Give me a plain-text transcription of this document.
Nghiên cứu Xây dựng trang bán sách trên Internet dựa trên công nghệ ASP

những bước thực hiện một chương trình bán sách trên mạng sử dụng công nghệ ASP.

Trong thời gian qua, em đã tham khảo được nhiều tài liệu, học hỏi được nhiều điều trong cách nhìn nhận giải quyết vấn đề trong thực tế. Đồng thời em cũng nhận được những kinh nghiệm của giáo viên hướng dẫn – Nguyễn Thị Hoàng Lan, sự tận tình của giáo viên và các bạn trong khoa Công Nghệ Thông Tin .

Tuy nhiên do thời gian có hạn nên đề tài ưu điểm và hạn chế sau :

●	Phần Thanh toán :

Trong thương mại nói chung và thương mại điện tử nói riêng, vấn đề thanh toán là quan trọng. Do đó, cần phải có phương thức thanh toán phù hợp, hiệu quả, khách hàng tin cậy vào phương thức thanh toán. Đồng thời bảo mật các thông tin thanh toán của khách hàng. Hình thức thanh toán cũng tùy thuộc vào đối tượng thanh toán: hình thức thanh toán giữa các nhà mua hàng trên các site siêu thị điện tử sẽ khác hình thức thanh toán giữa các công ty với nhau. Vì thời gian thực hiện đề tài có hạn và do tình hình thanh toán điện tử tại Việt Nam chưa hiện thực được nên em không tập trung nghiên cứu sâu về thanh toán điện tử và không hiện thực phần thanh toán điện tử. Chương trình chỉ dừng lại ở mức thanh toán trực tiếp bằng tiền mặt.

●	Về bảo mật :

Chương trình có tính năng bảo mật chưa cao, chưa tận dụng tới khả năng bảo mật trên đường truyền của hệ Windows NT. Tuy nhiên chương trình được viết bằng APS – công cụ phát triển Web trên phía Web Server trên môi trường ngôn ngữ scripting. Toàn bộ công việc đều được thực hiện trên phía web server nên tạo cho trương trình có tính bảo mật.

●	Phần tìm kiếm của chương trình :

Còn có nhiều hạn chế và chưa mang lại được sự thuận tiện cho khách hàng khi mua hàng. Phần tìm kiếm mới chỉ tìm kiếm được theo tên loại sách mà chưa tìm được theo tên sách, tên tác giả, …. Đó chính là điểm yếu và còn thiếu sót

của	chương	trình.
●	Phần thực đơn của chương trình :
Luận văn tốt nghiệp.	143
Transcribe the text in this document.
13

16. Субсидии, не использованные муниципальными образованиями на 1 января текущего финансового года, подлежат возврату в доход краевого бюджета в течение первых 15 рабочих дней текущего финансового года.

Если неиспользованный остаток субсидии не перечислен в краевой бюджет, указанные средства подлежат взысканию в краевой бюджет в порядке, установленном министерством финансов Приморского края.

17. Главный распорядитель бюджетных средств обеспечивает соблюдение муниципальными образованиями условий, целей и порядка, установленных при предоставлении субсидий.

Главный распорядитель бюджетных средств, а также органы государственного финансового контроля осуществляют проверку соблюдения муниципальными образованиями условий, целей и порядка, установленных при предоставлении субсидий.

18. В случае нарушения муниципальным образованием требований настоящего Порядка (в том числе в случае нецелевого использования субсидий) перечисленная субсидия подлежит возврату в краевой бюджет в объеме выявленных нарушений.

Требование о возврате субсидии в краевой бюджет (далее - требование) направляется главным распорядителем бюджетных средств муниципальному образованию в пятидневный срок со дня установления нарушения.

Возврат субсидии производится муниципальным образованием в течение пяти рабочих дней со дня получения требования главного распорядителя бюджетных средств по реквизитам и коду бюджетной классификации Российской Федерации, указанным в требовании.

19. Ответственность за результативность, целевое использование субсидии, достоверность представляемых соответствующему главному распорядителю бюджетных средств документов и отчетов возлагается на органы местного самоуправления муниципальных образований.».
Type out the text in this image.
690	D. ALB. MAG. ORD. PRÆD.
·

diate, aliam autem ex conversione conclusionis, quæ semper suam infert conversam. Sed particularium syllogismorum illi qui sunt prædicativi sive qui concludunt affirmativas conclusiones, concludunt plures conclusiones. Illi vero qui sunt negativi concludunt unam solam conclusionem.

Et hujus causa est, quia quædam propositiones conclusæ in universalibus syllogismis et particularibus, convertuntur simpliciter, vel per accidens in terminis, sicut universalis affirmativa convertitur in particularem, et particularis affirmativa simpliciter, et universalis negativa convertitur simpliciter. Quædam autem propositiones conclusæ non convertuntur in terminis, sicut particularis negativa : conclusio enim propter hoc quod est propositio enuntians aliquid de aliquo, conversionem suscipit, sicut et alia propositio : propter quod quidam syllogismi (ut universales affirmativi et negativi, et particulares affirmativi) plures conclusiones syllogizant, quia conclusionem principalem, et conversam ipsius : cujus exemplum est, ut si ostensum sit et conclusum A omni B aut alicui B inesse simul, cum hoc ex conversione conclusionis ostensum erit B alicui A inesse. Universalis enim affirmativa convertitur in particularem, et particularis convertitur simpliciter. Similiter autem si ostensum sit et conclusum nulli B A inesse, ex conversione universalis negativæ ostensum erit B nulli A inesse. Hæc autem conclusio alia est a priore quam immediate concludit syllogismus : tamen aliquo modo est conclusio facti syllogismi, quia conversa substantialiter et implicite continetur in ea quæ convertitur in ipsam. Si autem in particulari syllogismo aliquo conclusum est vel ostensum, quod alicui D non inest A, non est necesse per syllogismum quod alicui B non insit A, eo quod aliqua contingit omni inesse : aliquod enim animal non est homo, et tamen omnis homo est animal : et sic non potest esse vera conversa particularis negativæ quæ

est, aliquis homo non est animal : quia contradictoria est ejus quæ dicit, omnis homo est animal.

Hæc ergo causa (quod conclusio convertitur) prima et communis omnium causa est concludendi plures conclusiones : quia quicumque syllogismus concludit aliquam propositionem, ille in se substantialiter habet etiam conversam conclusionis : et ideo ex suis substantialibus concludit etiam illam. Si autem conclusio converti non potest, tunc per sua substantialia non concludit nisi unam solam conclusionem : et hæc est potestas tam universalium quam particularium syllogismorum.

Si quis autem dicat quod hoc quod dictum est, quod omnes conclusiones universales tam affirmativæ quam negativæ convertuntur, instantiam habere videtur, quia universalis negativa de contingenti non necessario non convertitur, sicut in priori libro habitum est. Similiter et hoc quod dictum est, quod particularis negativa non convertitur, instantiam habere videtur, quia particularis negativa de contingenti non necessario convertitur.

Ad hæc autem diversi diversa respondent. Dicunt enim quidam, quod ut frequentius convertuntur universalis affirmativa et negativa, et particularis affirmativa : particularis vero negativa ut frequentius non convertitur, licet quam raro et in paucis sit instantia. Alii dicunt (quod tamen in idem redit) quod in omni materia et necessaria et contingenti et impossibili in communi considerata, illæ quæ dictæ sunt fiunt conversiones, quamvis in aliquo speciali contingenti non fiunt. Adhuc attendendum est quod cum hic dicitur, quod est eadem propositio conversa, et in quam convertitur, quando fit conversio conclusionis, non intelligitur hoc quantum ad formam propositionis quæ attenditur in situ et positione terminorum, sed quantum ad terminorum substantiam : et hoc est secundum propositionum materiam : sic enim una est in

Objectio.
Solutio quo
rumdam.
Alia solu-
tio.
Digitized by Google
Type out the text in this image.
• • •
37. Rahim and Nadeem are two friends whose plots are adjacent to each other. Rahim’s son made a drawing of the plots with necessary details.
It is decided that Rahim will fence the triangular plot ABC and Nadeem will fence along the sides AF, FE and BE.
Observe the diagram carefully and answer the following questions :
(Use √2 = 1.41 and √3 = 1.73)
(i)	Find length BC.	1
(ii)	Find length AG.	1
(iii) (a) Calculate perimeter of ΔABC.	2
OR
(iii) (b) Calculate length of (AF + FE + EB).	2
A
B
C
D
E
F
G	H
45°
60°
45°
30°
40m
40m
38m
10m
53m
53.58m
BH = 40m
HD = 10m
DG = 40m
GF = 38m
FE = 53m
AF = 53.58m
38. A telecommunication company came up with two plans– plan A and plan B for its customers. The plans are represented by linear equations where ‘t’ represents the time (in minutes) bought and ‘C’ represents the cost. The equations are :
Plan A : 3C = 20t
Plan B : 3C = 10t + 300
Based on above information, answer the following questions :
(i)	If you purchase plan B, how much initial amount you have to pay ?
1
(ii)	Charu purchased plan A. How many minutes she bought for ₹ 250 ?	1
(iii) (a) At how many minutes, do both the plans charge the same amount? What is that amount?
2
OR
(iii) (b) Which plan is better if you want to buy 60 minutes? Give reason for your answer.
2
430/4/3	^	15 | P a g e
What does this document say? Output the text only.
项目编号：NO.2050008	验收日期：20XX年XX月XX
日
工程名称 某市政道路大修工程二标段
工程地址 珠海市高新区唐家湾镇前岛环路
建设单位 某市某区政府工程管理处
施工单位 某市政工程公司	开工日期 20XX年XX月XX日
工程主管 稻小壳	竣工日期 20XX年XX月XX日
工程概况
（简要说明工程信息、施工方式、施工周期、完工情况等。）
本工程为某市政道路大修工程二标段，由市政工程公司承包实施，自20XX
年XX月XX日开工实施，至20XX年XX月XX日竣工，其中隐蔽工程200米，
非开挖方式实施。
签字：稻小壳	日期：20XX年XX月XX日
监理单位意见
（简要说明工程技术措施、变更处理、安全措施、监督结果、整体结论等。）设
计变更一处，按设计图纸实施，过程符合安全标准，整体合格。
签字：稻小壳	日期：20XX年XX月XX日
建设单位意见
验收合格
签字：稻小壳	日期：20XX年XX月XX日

◆ ◆ ◆ ◆ ◆

▶ **Exercise aim**
From the line containing "What does this" to the last line of the material, please quote every line exactly and only those.

▶ **Exercise response**
What does this document say? Output the text only.
项目编号：NO.2050008	验收日期：20XX年XX月XX
日
工程名称 某市政道路大修工程二标段
工程地址 珠海市高新区唐家湾镇前岛环路
建设单位 某市某区政府工程管理处
施工单位 某市政工程公司	开工日期 20XX年XX月XX日
工程主管 稻小壳	竣工日期 20XX年XX月XX日
工程概况
（简要说明工程信息、施工方式、施工周期、完工情况等。）
本工程为某市政道路大修工程二标段，由市政工程公司承包实施，自20XX
年XX月XX日开工实施，至20XX年XX月XX日竣工，其中隐蔽工程200米，
非开挖方式实施。
签字：稻小壳	日期：20XX年XX月XX日
监理单位意见
（简要说明工程技术措施、变更处理、安全措施、监督结果、整体结论等。）设
计变更一处，按设计图纸实施，过程符合安全标准，整体合格。
签字：稻小壳	日期：20XX年XX月XX日
建设单位意见
验收合格
签字：稻小壳	日期：20XX年XX月XX日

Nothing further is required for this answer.